___ Stored rows ___

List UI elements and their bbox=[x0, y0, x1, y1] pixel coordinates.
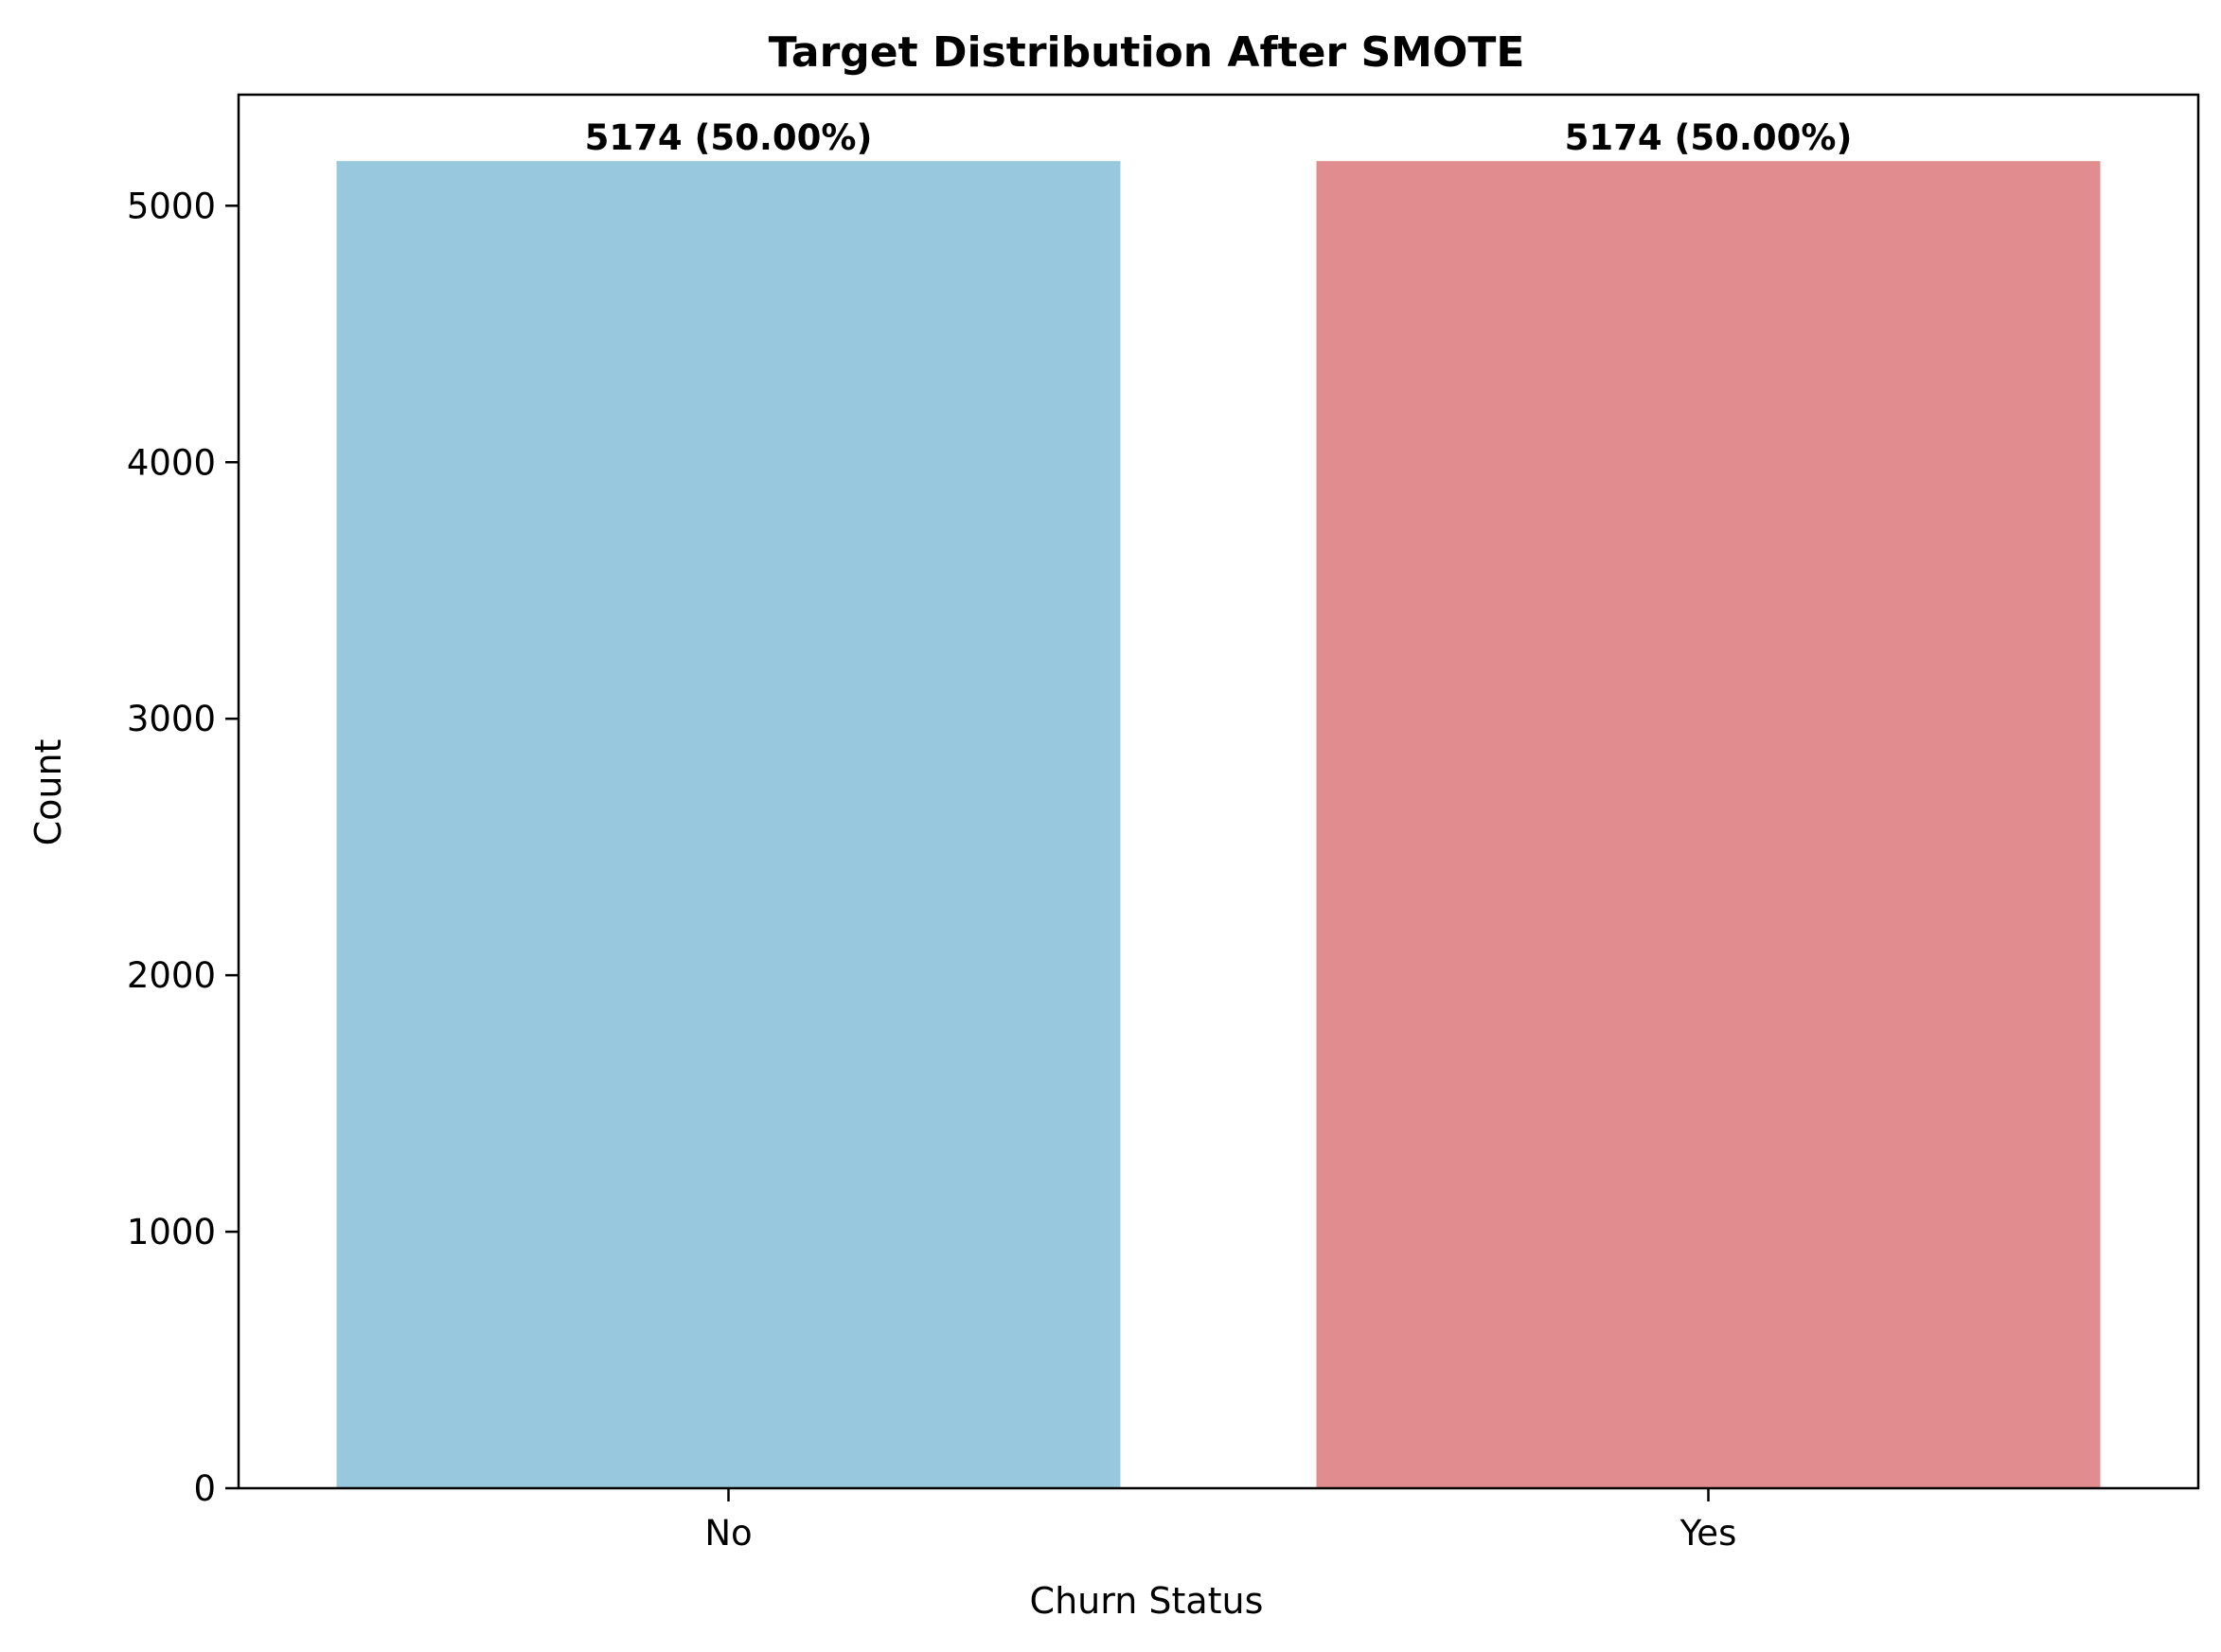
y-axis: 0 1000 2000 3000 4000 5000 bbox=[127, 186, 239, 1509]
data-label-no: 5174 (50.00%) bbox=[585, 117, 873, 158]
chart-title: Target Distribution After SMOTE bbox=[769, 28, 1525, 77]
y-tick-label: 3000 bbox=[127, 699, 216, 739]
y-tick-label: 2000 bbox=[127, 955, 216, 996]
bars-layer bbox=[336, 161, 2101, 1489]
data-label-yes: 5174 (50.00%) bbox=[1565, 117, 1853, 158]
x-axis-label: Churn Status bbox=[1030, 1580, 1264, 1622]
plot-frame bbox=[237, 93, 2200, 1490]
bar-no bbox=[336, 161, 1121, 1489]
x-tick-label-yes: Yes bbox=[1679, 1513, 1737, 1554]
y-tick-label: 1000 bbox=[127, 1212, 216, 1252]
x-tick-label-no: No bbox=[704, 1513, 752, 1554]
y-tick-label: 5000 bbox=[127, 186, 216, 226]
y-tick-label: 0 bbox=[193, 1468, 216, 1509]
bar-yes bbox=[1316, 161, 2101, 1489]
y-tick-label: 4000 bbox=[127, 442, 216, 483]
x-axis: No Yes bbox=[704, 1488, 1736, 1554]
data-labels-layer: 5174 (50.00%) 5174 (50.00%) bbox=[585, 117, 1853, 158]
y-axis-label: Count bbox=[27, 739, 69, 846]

___

▸ **The exercise**:
Please give the records above as a Markdown table with the columns "Row" and "Record line," numbering each line in order and leaving out blank lines and pictures.

▸ **Solution to this exercise**:
| Row | Record line |
|---|---|
| 1 | List UI elements and their bbox=[x0, y0, x1, y1] pixel coordinates. |
| 2 | y-axis: 0 1000 2000 3000 4000 5000 bbox=[127, 186, 239, 1509] |
| 3 | data-label-no: 5174 (50.00%) bbox=[585, 117, 873, 158] |
| 4 | chart-title: Target Distribution After SMOTE bbox=[769, 28, 1525, 77] |
| 5 | y-tick-label: 3000 bbox=[127, 699, 216, 739] |
| 6 | y-tick-label: 2000 bbox=[127, 955, 216, 996] |
| 7 | bars-layer bbox=[336, 161, 2101, 1489] |
| 8 | data-label-yes: 5174 (50.00%) bbox=[1565, 117, 1853, 158] |
| 9 | x-axis-label: Churn Status bbox=[1030, 1580, 1264, 1622] |
| 10 | plot-frame bbox=[237, 93, 2200, 1490] |
| 11 | bar-no bbox=[336, 161, 1121, 1489] |
| 12 | x-tick-label-yes: Yes bbox=[1679, 1513, 1737, 1554] |
| 13 | y-tick-label: 1000 bbox=[127, 1212, 216, 1252] |
| 14 | x-tick-label-no: No bbox=[704, 1513, 752, 1554] |
| 15 | y-tick-label: 5000 bbox=[127, 186, 216, 226] |
| 16 | y-tick-label: 0 bbox=[193, 1468, 216, 1509] |
| 17 | bar-yes bbox=[1316, 161, 2101, 1489] |
| 18 | y-tick-label: 4000 bbox=[127, 442, 216, 483] |
| 19 | x-axis: No Yes bbox=[704, 1488, 1736, 1554] |
| 20 | data-labels-layer: 5174 (50.00%) 5174 (50.00%) bbox=[585, 117, 1853, 158] |
| 21 | y-axis-label: Count bbox=[27, 739, 69, 846] |